* Begin Source text *
Reply Mon 13 Jun, 2005 12:51 pm
June 10 / 12, 2005
We Regret Any Inconvenience Caused by Your Humiliation
"Support Our Torturers!"

By BRIAN CLOUGHLEY

Airline announcement: "To passengers waiting to board Flight ABC 123: your plane has been delayed by fifteen minutes. We thank you for your patience and regret any inconvenience."

US Military in Iraq announcement: "To the 68 year-old man whose house we burst into in the middle of the night, firing stun grenades, and who we then handcuffed, hooded and dragged off to interrogate and then discovered was entirely innocent because we are a bunch of incompetent boobies, we regret any inconvenience."

That's the way it goes, folks. Explode into someone's house at 4 in the morning, trash the place, steal valuables, rough up the elderly owner and terrify his wife, haul him and his sons away, and after the whole thing is realized to have been a total military balls-up announce that "It was determined that [the victim] was detained by mistake and should be released. Coalition forces regret any inconvenience and acknowledge Mr Hamid's co-operation in resolving this matter." Then forget all about it.

If anyone is wondering why US occupation troops (ignore the misleading garbage about "coalition forces") are increasingly detested and regarded with fear and contempt by more and more Iraqis as the days go by, there is no need to look further than their act of swaggering incompetence on May 30, because it is typical of what they have been doing in Iraq since the invasion. The only reason we know about this particular case of arrogance and stupidity on the part of a bunch of clumsy thugs is because the man concerned, Dr Mohsen Abdul Hamid, is a major political figure. The citizens of the United States didn't hear much about the shambles, and they know nothing whatever about all the other outrages because they do not involve high profile people. All the other smash crash and bash operations of cloddish violence against the civil population are reported only in non-US media.
* End Source text *
* Begin Material provided *
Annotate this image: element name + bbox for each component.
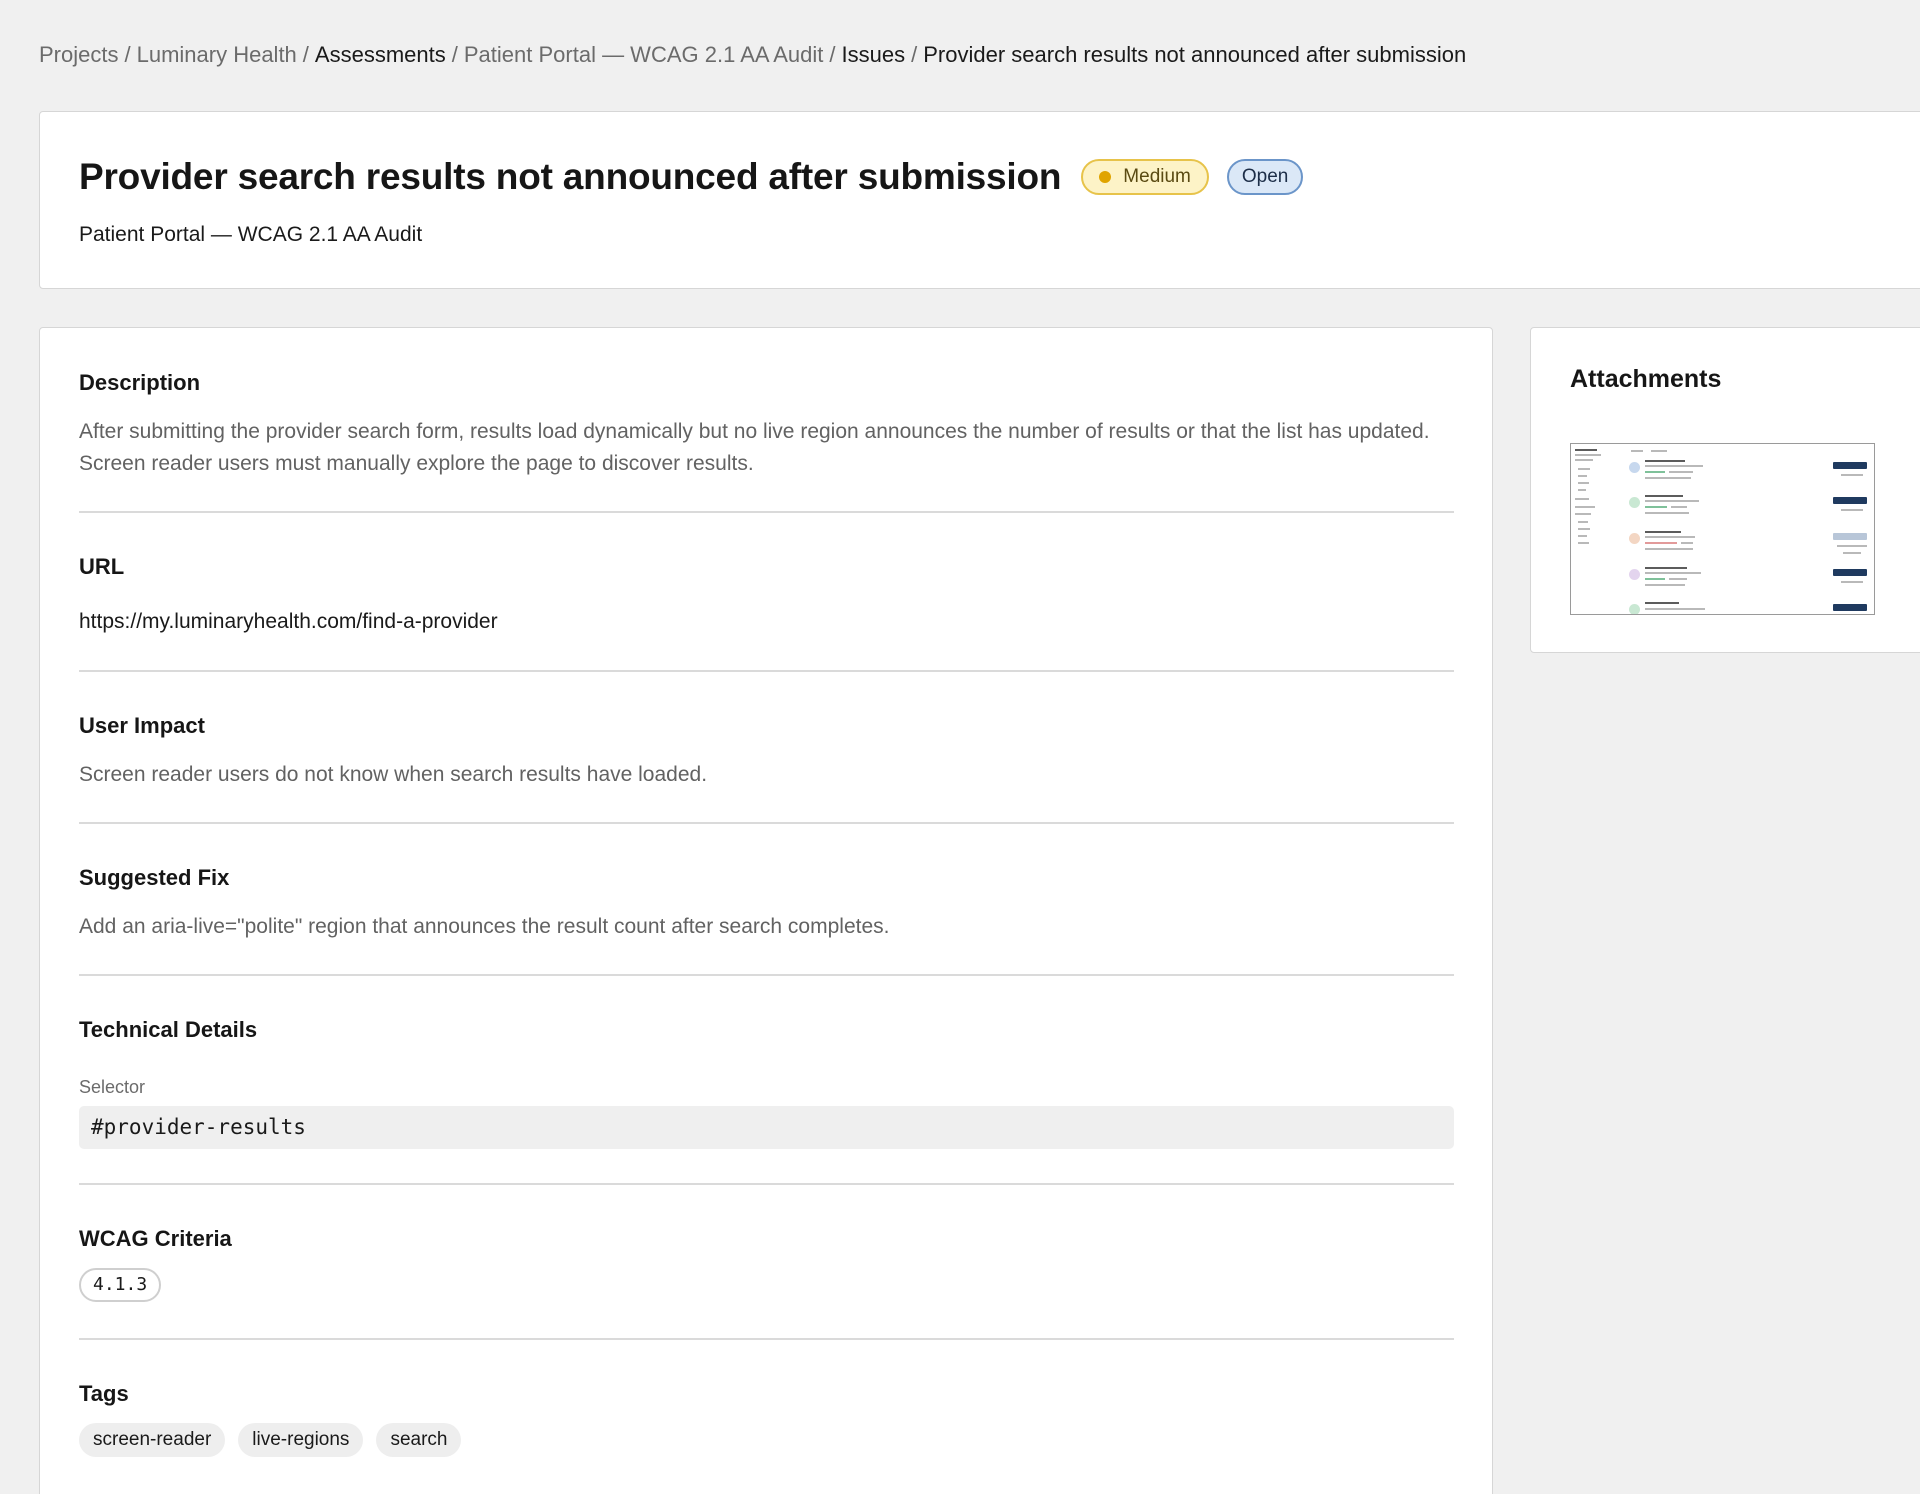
* End Material provided *
◆ **Task to complete**
According to the column on the Iraq house raid, why is this particular case known at all?

◆ **Result of this task**
Because the man concerned, Dr Mohsen Abdul Hamid, is a major political figure.